◆ DATASET EXTRACT:
========

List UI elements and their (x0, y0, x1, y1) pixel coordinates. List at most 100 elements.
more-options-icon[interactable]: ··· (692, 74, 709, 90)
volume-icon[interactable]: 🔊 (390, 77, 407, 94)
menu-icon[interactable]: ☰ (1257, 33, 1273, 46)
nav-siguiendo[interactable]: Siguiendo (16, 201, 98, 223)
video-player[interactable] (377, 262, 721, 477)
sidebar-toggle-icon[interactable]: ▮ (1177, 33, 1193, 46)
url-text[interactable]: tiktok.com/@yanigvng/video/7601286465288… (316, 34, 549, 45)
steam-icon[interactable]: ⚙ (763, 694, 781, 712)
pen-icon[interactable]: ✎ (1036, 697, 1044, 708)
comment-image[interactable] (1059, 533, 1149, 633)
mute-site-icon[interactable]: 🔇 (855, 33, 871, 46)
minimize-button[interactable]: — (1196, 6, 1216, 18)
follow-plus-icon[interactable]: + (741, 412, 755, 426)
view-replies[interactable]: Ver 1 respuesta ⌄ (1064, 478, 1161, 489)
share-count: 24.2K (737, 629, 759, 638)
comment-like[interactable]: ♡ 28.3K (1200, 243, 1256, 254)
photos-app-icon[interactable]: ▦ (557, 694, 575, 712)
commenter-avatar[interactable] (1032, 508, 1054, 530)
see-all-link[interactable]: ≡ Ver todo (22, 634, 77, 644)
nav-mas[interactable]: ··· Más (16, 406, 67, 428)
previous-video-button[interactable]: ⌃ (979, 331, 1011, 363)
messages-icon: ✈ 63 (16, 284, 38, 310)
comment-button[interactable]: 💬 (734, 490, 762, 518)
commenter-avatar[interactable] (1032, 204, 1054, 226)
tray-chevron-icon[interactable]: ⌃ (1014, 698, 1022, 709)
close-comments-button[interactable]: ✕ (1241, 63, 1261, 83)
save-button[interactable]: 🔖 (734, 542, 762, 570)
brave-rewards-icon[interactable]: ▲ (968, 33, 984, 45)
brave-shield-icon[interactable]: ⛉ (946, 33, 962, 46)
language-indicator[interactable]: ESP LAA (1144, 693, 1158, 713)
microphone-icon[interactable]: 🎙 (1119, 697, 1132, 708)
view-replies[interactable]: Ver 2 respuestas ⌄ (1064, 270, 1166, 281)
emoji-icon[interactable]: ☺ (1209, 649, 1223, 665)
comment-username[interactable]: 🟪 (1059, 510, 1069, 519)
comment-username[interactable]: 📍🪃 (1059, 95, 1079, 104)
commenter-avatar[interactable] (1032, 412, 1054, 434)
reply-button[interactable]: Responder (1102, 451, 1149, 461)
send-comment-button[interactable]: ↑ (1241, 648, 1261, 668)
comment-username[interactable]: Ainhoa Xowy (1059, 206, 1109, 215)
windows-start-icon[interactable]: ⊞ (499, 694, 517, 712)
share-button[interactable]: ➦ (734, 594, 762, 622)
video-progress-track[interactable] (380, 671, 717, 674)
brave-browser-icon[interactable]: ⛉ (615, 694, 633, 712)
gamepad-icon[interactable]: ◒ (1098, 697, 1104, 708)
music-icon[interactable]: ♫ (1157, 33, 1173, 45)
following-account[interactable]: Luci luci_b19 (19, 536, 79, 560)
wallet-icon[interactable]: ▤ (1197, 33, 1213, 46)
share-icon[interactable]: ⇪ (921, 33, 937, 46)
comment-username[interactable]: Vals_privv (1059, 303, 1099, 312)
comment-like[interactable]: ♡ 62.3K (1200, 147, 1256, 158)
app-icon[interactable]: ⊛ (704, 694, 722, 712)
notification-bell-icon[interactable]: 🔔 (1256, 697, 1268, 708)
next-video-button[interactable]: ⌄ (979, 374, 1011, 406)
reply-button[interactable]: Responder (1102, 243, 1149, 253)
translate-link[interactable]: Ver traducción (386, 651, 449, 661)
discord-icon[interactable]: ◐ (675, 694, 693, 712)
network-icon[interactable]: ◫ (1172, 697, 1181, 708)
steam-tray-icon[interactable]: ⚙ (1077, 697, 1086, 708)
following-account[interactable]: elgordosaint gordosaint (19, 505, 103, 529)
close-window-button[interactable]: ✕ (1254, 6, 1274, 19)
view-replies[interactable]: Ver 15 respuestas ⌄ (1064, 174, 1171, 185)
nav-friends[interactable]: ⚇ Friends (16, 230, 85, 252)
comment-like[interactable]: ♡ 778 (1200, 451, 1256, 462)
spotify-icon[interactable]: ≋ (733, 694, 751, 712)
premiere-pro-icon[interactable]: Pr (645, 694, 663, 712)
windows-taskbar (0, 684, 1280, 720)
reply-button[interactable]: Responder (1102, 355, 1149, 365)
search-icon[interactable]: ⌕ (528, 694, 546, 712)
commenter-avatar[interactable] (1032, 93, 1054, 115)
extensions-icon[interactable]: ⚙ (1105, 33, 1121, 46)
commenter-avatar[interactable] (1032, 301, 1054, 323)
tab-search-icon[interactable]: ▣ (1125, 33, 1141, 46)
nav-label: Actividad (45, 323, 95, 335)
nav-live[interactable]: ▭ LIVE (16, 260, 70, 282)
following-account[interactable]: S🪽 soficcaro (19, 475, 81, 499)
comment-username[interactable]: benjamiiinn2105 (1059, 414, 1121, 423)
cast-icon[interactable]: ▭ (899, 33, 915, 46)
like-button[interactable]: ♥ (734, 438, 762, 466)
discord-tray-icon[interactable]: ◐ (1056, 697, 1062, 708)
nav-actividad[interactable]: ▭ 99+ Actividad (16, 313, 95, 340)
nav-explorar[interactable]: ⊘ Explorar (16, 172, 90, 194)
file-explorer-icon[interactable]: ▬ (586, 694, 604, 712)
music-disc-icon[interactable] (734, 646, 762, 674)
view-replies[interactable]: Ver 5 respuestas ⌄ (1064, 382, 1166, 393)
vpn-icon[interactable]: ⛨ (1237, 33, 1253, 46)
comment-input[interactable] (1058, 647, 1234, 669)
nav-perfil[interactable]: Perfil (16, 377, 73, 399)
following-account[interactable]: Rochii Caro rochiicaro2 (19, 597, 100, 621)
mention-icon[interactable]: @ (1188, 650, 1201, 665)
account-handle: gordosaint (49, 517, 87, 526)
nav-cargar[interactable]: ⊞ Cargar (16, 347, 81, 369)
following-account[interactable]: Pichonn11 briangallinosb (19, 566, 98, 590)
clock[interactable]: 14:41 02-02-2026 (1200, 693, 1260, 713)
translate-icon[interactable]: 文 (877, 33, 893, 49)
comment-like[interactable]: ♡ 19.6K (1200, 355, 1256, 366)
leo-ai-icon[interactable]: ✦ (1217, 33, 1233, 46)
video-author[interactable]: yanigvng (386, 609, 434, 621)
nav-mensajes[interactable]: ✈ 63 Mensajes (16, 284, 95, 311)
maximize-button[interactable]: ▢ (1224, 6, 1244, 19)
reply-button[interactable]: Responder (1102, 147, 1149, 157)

========

◆ WRITTEN PROBLEM: Set down the items exactly as they appear, from the first line of the items through the line containing "pen-icon[interactable]: ✎ (1036, 697, 1044, 708)", inclusive.

◆ TASK SOLUTION:
List UI elements and their (x0, y0, x1, y1) pixel coordinates. List at most 100 elements.
more-options-icon[interactable]: ··· (692, 74, 709, 90)
volume-icon[interactable]: 🔊 (390, 77, 407, 94)
menu-icon[interactable]: ☰ (1257, 33, 1273, 46)
nav-siguiendo[interactable]: Siguiendo (16, 201, 98, 223)
video-player[interactable] (377, 262, 721, 477)
sidebar-toggle-icon[interactable]: ▮ (1177, 33, 1193, 46)
url-text[interactable]: tiktok.com/@yanigvng/video/7601286465288… (316, 34, 549, 45)
steam-icon[interactable]: ⚙ (763, 694, 781, 712)
pen-icon[interactable]: ✎ (1036, 697, 1044, 708)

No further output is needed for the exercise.